• **What to produce**
Using the listing below, please gather every line containing the word "image".

• **Records shown**

## start

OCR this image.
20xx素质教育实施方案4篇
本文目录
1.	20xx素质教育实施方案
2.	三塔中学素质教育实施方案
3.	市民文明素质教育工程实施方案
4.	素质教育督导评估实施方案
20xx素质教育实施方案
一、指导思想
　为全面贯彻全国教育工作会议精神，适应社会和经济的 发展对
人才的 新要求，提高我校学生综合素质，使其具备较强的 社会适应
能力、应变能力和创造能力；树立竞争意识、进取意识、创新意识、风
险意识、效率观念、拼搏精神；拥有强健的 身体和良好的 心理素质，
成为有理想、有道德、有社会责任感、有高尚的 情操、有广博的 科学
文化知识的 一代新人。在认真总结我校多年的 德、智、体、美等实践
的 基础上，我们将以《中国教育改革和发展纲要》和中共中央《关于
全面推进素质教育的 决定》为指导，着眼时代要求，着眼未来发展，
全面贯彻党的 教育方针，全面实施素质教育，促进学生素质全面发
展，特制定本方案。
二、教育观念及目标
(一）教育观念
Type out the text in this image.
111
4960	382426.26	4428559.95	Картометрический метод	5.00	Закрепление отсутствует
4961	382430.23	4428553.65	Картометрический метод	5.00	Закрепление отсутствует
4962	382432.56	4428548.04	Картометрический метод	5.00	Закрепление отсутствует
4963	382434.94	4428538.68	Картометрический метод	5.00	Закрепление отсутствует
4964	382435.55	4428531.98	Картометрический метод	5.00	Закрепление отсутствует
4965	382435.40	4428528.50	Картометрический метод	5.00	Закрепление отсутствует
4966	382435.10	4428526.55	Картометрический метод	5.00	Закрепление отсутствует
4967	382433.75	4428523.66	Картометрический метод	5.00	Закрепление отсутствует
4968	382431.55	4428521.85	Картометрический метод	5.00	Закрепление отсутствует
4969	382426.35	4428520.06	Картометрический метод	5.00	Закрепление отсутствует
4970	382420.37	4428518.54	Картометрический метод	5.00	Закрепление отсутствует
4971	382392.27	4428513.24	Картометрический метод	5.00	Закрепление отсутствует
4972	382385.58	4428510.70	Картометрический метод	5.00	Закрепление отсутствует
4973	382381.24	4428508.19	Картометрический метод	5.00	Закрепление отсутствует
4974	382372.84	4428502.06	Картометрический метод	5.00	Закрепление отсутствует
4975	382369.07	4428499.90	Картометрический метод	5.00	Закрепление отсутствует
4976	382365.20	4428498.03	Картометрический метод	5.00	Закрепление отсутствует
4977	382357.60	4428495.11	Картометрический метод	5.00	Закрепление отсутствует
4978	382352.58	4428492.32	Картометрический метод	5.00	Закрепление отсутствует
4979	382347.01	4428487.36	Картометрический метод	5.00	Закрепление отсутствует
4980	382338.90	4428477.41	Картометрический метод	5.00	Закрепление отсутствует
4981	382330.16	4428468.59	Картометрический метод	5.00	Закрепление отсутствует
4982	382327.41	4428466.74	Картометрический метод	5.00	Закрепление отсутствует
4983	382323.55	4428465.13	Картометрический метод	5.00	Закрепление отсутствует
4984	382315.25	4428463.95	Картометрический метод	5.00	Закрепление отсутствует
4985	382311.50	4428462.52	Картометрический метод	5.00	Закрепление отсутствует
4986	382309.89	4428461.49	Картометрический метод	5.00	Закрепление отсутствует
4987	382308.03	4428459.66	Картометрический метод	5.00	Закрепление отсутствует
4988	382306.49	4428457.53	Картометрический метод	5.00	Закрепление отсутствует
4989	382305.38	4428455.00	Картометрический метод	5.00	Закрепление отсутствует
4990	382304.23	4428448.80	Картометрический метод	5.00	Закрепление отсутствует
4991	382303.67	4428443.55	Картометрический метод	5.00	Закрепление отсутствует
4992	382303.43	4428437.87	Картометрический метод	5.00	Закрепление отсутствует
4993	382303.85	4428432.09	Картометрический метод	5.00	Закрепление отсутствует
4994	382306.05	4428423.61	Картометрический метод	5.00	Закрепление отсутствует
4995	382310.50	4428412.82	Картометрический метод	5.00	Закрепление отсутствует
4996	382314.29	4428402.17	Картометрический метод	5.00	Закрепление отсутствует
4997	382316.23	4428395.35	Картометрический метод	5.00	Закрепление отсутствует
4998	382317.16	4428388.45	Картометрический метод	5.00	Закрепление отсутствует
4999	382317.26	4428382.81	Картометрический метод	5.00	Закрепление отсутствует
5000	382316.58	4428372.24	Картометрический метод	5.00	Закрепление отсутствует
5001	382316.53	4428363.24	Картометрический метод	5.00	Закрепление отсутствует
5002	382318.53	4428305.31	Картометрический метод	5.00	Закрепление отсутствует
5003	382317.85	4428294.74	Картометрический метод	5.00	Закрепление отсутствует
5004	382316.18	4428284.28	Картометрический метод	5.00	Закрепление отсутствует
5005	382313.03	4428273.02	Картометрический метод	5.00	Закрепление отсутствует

## end

• **Response to the task**
OCR this image.
Type out the text in this image.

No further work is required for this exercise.